EXCERPT:
Wednesday, March 30, 2011

True North

My maternal Grandmother had a preoccupation with direction- direction as in north south east and west.

She never used right or left, everything was described in terms of its location directionally.

"The salt shaker is on the shelf just north of the bowls."

That was relatively easy for me to decode, as I could identify a salt shaker, but when she didn't refer to a specific item or place I was completely lost.

"Put your bags in the northeast room," she would say.

Dude, I'm ten, can you give me another clue? How about room color?

I didn't know where northeast was when I was at my house.

My mother does the same thing.

"I got a new rug for the south room," she recently told me.

I always respond as though I know exactly what she is talking about .

"You needed a rug in there," I'll say just to be positive about the purchase, as I know thats really what she wants.

I have a poor sense of direction, and although most of the time I can tell what direction I am traveling it has taken me years.

On the dash board of my Grandmother's car she had a compass. I remember thinking it seemed obtrusive, I didn't like the way it looked, yet I couldn't stop staring at it bobbing as she drove. Now it sits on my desk in my office .

So when my Grandmother was somewhere unfamiliar she would always and I mean ALWAYS ask," Which way is north?"

And I always thought, who cares? She cared- a little direction obsessed.

Now I think its how she understood the world and her place in it, and I sort of get it.

The compass on my desk is out of balance, it no longer points in the right direction...but it doesn't matter- somehow in spite of my limitations I know true north...

Sunday, March 27, 2011

Sancho

Apparently Aidan has a girlfriend and since I am no longer living in the main house, I am (apparently) the last to know.

So the strange part is her name is the same name of my parental Grandmother, and so its hard for me to get around this fact...yet I have been told she is very pretty - as (apparently) others here have actually seen her.

It's no wonder, he is 6'2 handsome, intelligent and charming. She is one of the first in a long line I'm certain.

So tonight I asked him about it. Right before dating him she had a boyfriend for eight months thus I now understand why he was called "Sancho" by his brothers since the beginning of the year. Sancho is the dude that takes your girl-and (apparently) thats what Aidan aka "Sancho" did- took the girl.

That in itself is something I have never accomplished although I had certainly contemplated trying. I have never been "Sancho".

"So what happened that made her decided to leave her boyfriend?" I asked.

"What happened? I happened," he replied.

Sancho- the guy that takes your girl.

He told me she had already gotten mad at him once for something he objectively had no control.

"Welcome to it," I replied.

My experience has been in the venue of romance there is no real equity per se. Don't argue your position, accept guilt and request forgiveness and if needed retribution.

Most of the time if your not dating a complete psycho the girl will eventually come around either forget about it or admit she may have over reacted- translated although you plead guilty it really should have been a no contest.

The trick is if you are with someone truly psycho to not drink the koolaid, which is tough because your threshold for "acceptable" gets blurry and before you know it you find yourself on a Sunday morning bringing her bubbly water and advil for the hangover she got when she ditched you on a Saturday night to go out with her friends.

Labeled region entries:
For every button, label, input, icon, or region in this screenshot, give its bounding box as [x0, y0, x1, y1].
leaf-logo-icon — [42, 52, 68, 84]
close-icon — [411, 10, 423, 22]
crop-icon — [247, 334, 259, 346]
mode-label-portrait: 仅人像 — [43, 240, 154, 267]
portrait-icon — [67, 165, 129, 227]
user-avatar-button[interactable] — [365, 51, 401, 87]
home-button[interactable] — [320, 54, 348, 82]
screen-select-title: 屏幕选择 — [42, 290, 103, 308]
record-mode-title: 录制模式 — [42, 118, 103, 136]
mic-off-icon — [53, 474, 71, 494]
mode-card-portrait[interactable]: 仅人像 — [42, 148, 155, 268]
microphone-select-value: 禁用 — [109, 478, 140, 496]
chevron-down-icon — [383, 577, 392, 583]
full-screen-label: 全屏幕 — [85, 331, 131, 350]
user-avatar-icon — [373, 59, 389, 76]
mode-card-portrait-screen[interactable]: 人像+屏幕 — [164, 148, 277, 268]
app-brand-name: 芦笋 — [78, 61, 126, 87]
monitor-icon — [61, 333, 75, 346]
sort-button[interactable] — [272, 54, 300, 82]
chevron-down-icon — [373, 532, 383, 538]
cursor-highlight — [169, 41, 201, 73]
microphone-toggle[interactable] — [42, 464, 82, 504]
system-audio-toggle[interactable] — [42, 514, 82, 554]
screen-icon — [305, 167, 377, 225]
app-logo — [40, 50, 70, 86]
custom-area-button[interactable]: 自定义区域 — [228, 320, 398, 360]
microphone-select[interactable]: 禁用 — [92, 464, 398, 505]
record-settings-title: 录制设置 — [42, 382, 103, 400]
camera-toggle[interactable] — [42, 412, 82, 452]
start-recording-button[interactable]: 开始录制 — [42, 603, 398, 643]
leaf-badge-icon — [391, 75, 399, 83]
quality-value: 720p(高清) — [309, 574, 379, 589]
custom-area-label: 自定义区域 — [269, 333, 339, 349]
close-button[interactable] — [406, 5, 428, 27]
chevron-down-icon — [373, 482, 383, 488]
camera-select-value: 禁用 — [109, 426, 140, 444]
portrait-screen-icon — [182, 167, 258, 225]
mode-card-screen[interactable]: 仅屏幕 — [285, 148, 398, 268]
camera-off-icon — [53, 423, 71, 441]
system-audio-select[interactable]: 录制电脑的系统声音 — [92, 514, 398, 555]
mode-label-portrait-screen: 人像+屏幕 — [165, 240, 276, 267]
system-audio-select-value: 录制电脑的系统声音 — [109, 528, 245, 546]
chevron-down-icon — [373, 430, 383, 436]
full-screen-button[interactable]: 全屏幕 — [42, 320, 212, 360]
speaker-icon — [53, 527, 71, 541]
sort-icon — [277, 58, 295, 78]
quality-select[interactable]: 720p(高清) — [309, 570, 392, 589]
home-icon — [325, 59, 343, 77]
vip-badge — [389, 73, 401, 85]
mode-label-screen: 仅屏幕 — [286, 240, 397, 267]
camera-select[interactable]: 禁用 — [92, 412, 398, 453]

WRITTEN INSTRUCTION:
List each distinct compass direction named in the blog posts, counting combined directions as their own entries.

EXERCISE RESPONSE:
north, south, east, west, northeast